[Data records]
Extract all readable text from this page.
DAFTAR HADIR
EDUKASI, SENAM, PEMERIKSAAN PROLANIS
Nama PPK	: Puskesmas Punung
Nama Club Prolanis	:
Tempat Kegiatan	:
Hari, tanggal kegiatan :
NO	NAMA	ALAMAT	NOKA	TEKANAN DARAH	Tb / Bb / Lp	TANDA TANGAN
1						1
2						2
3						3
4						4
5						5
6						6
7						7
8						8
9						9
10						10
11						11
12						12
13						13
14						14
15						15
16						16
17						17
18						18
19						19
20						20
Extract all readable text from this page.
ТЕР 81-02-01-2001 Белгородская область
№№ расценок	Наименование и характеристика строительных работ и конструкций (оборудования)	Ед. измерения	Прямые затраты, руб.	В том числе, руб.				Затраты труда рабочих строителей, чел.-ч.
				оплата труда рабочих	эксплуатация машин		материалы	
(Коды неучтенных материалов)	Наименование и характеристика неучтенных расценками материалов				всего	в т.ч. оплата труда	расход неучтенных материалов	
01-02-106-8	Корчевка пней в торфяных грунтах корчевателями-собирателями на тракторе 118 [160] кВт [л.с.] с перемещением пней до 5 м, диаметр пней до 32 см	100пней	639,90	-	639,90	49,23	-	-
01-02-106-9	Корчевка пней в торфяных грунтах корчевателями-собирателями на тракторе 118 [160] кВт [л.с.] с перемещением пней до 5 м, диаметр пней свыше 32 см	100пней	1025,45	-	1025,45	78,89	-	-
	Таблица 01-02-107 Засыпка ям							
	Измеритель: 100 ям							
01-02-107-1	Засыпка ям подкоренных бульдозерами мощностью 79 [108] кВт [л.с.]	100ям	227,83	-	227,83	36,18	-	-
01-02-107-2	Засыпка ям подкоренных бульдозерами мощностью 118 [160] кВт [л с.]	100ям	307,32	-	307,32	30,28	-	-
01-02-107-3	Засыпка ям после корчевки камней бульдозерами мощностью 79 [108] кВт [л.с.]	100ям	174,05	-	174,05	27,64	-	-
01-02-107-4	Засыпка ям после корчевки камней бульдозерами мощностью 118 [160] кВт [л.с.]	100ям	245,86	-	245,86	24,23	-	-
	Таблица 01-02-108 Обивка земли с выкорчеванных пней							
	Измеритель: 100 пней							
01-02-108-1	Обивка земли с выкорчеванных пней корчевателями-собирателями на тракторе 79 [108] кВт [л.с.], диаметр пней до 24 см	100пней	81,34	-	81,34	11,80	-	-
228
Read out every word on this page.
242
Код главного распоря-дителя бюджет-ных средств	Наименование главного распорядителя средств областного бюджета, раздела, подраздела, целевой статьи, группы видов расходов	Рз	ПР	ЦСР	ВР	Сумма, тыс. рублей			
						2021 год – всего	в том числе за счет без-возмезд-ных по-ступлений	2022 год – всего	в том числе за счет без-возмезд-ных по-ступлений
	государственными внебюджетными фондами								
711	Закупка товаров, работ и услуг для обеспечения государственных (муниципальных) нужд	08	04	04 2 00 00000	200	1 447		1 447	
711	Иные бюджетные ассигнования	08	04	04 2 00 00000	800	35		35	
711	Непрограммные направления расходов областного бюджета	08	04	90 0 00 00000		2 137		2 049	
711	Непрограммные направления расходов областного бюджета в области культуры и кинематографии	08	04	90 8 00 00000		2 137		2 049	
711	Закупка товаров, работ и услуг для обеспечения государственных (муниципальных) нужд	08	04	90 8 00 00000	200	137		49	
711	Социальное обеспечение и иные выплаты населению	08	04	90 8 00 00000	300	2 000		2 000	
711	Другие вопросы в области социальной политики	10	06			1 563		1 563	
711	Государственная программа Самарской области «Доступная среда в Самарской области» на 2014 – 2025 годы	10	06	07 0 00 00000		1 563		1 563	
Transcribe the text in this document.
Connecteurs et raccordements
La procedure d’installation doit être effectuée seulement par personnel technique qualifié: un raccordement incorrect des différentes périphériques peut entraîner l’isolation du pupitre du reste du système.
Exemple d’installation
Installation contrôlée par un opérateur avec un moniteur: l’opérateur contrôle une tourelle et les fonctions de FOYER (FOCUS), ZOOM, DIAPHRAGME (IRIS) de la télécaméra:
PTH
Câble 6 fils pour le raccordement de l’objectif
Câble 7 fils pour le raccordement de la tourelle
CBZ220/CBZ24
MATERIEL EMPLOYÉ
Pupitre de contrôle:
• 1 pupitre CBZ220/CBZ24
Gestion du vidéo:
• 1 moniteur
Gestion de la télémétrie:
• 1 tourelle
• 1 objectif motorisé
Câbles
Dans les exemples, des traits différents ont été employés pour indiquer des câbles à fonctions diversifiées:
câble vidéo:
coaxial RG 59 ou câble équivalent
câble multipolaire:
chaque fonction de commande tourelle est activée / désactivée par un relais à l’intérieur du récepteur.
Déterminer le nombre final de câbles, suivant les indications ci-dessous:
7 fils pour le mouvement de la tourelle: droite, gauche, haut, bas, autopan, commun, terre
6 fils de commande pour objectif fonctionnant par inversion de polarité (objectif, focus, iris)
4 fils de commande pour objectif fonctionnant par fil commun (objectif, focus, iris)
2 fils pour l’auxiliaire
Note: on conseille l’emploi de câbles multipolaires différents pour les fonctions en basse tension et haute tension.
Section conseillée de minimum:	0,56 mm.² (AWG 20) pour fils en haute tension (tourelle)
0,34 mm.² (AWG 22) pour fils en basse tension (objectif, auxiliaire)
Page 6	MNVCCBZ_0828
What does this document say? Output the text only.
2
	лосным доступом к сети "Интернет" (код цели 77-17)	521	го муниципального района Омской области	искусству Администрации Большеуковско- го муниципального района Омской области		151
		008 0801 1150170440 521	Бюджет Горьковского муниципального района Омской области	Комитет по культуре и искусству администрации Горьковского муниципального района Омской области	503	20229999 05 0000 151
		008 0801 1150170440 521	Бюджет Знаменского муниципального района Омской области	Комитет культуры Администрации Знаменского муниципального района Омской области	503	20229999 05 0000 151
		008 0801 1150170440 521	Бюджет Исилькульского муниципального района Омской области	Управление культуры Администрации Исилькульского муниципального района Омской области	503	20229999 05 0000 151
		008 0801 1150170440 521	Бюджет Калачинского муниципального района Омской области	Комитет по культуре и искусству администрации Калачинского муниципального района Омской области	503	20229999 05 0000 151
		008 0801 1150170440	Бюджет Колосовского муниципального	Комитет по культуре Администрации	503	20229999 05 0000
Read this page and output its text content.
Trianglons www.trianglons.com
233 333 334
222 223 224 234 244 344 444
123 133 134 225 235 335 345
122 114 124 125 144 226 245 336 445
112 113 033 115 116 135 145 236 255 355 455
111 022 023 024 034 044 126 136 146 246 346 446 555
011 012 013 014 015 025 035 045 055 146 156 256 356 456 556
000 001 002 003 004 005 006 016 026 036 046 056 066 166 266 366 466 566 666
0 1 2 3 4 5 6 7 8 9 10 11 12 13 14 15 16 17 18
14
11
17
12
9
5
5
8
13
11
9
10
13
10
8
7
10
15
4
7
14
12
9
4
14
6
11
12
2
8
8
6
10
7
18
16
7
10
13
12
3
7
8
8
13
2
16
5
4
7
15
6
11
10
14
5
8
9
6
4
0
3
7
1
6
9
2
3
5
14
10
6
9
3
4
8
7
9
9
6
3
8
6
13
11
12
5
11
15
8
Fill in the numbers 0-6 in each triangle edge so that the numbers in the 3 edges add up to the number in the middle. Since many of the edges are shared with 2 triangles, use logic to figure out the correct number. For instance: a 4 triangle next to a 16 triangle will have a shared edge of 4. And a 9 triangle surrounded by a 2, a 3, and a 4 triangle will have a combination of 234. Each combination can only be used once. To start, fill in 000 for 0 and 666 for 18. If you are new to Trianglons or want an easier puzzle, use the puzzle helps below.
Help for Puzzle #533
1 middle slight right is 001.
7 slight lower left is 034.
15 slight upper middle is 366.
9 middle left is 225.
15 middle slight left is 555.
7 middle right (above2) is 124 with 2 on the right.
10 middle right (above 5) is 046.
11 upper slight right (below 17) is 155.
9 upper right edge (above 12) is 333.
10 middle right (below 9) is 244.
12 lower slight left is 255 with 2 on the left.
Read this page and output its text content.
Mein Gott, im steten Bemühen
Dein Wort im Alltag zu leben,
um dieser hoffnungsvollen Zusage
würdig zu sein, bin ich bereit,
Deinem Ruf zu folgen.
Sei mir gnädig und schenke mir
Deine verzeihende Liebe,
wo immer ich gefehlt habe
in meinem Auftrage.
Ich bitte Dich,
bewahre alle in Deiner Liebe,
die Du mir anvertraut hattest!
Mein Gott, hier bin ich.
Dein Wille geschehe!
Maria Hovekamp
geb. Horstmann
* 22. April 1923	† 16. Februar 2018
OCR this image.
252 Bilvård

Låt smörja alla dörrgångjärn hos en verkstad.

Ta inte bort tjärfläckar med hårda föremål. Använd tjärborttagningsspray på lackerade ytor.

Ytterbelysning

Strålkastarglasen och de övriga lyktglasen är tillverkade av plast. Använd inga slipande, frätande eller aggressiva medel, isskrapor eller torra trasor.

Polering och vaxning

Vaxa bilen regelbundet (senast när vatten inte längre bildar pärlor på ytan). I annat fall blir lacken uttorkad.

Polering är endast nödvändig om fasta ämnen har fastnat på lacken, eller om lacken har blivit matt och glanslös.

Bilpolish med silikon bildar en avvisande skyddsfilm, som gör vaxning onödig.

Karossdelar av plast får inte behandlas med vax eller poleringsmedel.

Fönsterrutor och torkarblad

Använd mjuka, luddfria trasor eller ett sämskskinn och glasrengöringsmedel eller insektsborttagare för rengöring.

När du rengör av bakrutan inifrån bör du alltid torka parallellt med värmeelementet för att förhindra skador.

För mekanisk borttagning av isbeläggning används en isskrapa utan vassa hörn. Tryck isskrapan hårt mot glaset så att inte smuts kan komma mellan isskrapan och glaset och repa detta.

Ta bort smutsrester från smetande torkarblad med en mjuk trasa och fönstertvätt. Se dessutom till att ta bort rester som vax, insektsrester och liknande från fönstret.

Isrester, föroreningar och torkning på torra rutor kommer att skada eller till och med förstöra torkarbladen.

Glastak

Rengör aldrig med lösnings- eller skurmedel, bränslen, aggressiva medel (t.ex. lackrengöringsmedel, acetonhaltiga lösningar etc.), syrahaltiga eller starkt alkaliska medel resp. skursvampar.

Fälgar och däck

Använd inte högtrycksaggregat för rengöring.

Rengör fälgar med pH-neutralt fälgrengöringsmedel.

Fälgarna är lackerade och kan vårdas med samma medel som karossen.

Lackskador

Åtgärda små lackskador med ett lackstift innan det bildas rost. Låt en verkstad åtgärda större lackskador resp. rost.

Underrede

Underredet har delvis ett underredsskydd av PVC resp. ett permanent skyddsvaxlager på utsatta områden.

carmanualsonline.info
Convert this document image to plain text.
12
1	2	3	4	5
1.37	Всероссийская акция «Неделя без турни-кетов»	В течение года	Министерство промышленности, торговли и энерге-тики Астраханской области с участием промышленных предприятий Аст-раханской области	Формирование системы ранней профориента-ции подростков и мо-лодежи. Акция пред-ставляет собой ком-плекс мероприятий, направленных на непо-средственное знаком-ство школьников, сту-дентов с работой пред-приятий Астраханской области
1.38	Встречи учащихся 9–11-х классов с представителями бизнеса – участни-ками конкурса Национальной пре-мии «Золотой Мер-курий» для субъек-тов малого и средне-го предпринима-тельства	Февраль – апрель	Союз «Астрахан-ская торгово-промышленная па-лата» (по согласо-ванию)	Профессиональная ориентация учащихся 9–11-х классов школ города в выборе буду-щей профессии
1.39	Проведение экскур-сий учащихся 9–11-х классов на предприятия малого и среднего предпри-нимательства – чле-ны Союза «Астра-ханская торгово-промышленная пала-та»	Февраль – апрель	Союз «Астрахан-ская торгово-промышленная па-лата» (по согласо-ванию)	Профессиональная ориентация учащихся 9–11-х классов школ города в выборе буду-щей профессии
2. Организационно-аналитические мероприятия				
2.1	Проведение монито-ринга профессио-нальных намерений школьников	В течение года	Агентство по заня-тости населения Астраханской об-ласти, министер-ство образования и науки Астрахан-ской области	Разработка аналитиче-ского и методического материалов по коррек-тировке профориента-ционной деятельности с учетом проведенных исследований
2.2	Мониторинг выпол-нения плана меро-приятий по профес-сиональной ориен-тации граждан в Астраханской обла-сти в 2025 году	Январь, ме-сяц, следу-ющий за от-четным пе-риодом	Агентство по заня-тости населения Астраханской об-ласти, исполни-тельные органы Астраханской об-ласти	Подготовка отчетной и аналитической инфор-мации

### TASK DESCRIPTION
Identify how many lines in the entries above include the string "with", then state that number alone.

### THE ANSWER
3